* [WHAT IS ASKED] Quote every line below exactly and skip any picture.

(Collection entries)
----------
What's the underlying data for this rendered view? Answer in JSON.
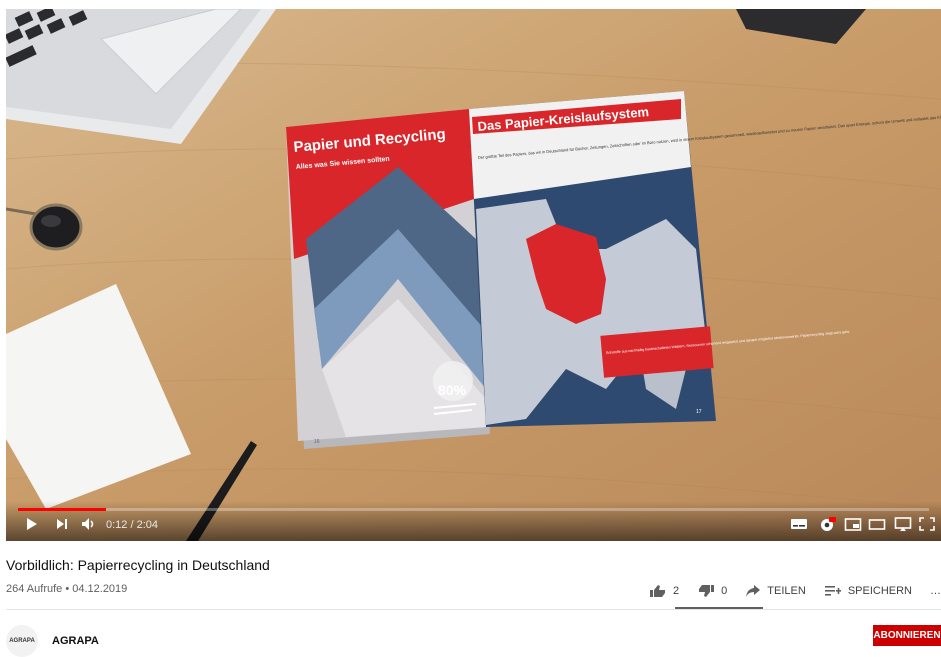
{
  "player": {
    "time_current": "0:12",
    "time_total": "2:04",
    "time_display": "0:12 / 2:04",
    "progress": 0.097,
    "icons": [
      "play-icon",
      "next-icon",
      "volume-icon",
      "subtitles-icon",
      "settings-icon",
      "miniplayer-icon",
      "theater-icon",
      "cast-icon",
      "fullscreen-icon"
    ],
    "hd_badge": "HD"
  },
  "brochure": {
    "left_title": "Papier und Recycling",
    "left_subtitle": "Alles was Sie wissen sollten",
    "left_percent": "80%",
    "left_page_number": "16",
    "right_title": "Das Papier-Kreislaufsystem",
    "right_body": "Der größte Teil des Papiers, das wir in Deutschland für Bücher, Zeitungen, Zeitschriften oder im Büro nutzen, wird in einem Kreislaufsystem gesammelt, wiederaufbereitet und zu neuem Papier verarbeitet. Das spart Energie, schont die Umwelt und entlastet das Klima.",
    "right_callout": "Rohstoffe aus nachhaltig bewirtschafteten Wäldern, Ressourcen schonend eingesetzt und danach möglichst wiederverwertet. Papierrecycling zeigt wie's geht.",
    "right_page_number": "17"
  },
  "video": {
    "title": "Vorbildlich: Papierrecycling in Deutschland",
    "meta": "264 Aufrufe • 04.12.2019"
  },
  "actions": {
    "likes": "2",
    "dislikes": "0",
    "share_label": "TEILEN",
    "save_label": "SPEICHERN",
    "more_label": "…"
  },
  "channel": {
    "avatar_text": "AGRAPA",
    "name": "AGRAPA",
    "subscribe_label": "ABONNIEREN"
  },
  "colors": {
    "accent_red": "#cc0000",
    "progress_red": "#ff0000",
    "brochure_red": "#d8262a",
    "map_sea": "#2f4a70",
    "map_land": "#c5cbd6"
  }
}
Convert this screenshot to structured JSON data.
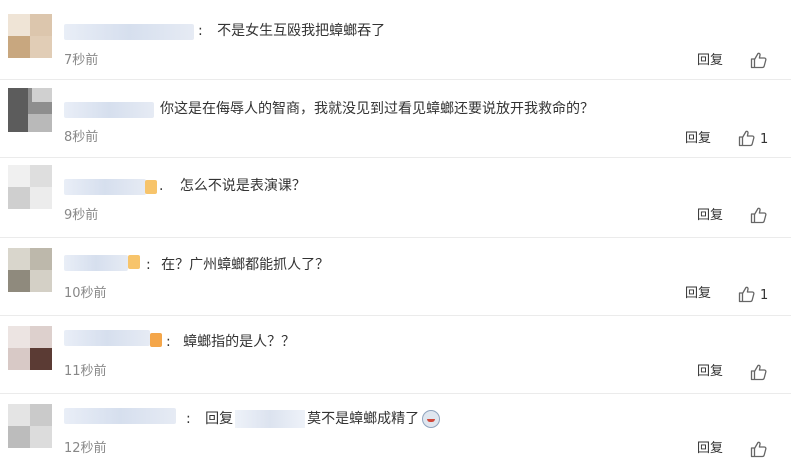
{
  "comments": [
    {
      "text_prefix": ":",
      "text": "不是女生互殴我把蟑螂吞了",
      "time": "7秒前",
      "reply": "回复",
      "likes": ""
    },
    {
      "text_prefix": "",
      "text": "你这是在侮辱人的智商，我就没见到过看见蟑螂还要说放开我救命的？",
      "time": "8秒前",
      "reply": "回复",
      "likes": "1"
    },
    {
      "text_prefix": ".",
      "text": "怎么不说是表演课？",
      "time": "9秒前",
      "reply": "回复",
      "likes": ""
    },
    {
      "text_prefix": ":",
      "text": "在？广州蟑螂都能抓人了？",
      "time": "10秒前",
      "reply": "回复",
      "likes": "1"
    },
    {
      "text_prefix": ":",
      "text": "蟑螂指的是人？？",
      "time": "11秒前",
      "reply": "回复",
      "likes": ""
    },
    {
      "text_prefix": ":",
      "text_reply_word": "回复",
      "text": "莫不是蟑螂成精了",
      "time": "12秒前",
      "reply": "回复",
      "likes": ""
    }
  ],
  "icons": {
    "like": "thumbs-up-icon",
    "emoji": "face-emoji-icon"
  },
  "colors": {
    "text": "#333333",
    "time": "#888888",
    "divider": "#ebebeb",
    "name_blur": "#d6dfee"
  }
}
----------
* [WRITTEN SOLUTION]
What's the underlying data for this rendered view? Answer in JSON.
{
  "player": {
    "time_current": "0:12",
    "time_total": "2:04",
    "time_display": "0:12 / 2:04",
    "progress": 0.097,
    "icons": [
      "play-icon",
      "next-icon",
      "volume-icon",
      "subtitles-icon",
      "settings-icon",
      "miniplayer-icon",
      "theater-icon",
      "cast-icon",
      "fullscreen-icon"
    ],
    "hd_badge": "HD"
  },
  "brochure": {
    "left_title": "Papier und Recycling",
    "left_subtitle": "Alles was Sie wissen sollten",
    "left_percent": "80%",
    "left_page_number": "16",
    "right_title": "Das Papier-Kreislaufsystem",
    "right_body": "Der größte Teil des Papiers, das wir in Deutschland für Bücher, Zeitungen, Zeitschriften oder im Büro nutzen, wird in einem Kreislaufsystem gesammelt, wiederaufbereitet und zu neuem Papier verarbeitet. Das spart Energie, schont die Umwelt und entlastet das Klima.",
    "right_callout": "Rohstoffe aus nachhaltig bewirtschafteten Wäldern, Ressourcen schonend eingesetzt und danach möglichst wiederverwertet. Papierrecycling zeigt wie's geht.",
    "right_page_number": "17"
  },
  "video": {
    "title": "Vorbildlich: Papierrecycling in Deutschland",
    "meta": "264 Aufrufe • 04.12.2019"
  },
  "actions": {
    "likes": "2",
    "dislikes": "0",
    "share_label": "TEILEN",
    "save_label": "SPEICHERN",
    "more_label": "…"
  },
  "channel": {
    "avatar_text": "AGRAPA",
    "name": "AGRAPA",
    "subscribe_label": "ABONNIEREN"
  },
  "colors": {
    "accent_red": "#cc0000",
    "progress_red": "#ff0000",
    "brochure_red": "#d8262a",
    "map_sea": "#2f4a70",
    "map_land": "#c5cbd6"
  }
}
Convert this screenshot to structured JSON data.
{
  "comments": [
    {
      "text_prefix": ":",
      "text": "不是女生互殴我把蟑螂吞了",
      "time": "7秒前",
      "reply": "回复",
      "likes": ""
    },
    {
      "text_prefix": "",
      "text": "你这是在侮辱人的智商，我就没见到过看见蟑螂还要说放开我救命的？",
      "time": "8秒前",
      "reply": "回复",
      "likes": "1"
    },
    {
      "text_prefix": ".",
      "text": "怎么不说是表演课？",
      "time": "9秒前",
      "reply": "回复",
      "likes": ""
    },
    {
      "text_prefix": ":",
      "text": "在？广州蟑螂都能抓人了？",
      "time": "10秒前",
      "reply": "回复",
      "likes": "1"
    },
    {
      "text_prefix": ":",
      "text": "蟑螂指的是人？？",
      "time": "11秒前",
      "reply": "回复",
      "likes": ""
    },
    {
      "text_prefix": ":",
      "text_reply_word": "回复",
      "text": "莫不是蟑螂成精了",
      "time": "12秒前",
      "reply": "回复",
      "likes": ""
    }
  ],
  "icons": {
    "like": "thumbs-up-icon",
    "emoji": "face-emoji-icon"
  },
  "colors": {
    "text": "#333333",
    "time": "#888888",
    "divider": "#ebebeb",
    "name_blur": "#d6dfee"
  }
}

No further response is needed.